Beneath this sentence is a set of records; write each of them out exactly.
[Data to use start]
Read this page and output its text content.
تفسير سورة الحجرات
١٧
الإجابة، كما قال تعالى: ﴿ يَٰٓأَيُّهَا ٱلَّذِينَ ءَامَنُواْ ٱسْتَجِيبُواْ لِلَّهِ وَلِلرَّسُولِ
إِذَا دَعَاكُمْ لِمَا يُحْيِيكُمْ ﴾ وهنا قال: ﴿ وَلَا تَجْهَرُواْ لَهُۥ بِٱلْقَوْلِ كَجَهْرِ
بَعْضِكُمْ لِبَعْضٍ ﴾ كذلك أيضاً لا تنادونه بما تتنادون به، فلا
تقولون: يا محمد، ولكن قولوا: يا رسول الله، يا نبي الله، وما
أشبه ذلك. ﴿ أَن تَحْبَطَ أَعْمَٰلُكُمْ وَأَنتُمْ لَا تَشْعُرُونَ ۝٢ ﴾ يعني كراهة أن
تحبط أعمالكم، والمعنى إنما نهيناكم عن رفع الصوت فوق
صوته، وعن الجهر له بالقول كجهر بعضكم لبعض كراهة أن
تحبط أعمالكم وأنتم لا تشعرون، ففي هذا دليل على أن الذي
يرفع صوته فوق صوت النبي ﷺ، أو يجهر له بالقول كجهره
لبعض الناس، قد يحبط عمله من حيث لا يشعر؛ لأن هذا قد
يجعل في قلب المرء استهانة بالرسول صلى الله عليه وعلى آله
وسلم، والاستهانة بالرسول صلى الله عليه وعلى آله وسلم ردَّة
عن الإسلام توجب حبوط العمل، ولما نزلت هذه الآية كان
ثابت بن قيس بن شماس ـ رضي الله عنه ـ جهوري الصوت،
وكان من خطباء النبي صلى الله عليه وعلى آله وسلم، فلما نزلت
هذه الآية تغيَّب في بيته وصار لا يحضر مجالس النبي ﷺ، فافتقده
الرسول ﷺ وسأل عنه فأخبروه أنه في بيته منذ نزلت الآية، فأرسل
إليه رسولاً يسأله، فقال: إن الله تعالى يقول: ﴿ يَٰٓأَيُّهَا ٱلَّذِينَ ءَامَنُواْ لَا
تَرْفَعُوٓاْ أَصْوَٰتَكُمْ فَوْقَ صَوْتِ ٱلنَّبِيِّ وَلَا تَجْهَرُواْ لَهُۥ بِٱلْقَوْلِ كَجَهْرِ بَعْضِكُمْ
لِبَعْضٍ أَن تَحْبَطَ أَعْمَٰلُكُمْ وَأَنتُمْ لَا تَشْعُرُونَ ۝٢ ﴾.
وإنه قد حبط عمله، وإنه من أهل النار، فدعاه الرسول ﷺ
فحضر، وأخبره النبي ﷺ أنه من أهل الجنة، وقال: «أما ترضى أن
[Data to use end]
The solution -
Read this page and output its text content.
تفسير سورة الحجرات
١٧
الإجابة، كما قال تعالى: ﴿ يَٰٓأَيُّهَا ٱلَّذِينَ ءَامَنُواْ ٱسْتَجِيبُواْ لِلَّهِ وَلِلرَّسُولِ
إِذَا دَعَاكُمْ لِمَا يُحْيِيكُمْ ﴾ وهنا قال: ﴿ وَلَا تَجْهَرُواْ لَهُۥ بِٱلْقَوْلِ كَجَهْرِ
بَعْضِكُمْ لِبَعْضٍ ﴾ كذلك أيضاً لا تنادونه بما تتنادون به، فلا
تقولون: يا محمد، ولكن قولوا: يا رسول الله، يا نبي الله، وما
أشبه ذلك. ﴿ أَن تَحْبَطَ أَعْمَٰلُكُمْ وَأَنتُمْ لَا تَشْعُرُونَ ۝٢ ﴾ يعني كراهة أن
تحبط أعمالكم، والمعنى إنما نهيناكم عن رفع الصوت فوق
صوته، وعن الجهر له بالقول كجهر بعضكم لبعض كراهة أن
تحبط أعمالكم وأنتم لا تشعرون، ففي هذا دليل على أن الذي
يرفع صوته فوق صوت النبي ﷺ، أو يجهر له بالقول كجهره
لبعض الناس، قد يحبط عمله من حيث لا يشعر؛ لأن هذا قد
يجعل في قلب المرء استهانة بالرسول صلى الله عليه وعلى آله
وسلم، والاستهانة بالرسول صلى الله عليه وعلى آله وسلم ردَّة
عن الإسلام توجب حبوط العمل، ولما نزلت هذه الآية كان
ثابت بن قيس بن شماس ـ رضي الله عنه ـ جهوري الصوت،
وكان من خطباء النبي صلى الله عليه وعلى آله وسلم، فلما نزلت
هذه الآية تغيَّب في بيته وصار لا يحضر مجالس النبي ﷺ، فافتقده
الرسول ﷺ وسأل عنه فأخبروه أنه في بيته منذ نزلت الآية، فأرسل
إليه رسولاً يسأله، فقال: إن الله تعالى يقول: ﴿ يَٰٓأَيُّهَا ٱلَّذِينَ ءَامَنُواْ لَا
تَرْفَعُوٓاْ أَصْوَٰتَكُمْ فَوْقَ صَوْتِ ٱلنَّبِيِّ وَلَا تَجْهَرُواْ لَهُۥ بِٱلْقَوْلِ كَجَهْرِ بَعْضِكُمْ
لِبَعْضٍ أَن تَحْبَطَ أَعْمَٰلُكُمْ وَأَنتُمْ لَا تَشْعُرُونَ ۝٢ ﴾.
وإنه قد حبط عمله، وإنه من أهل النار، فدعاه الرسول ﷺ
فحضر، وأخبره النبي ﷺ أنه من أهل الجنة، وقال: «أما ترضى أن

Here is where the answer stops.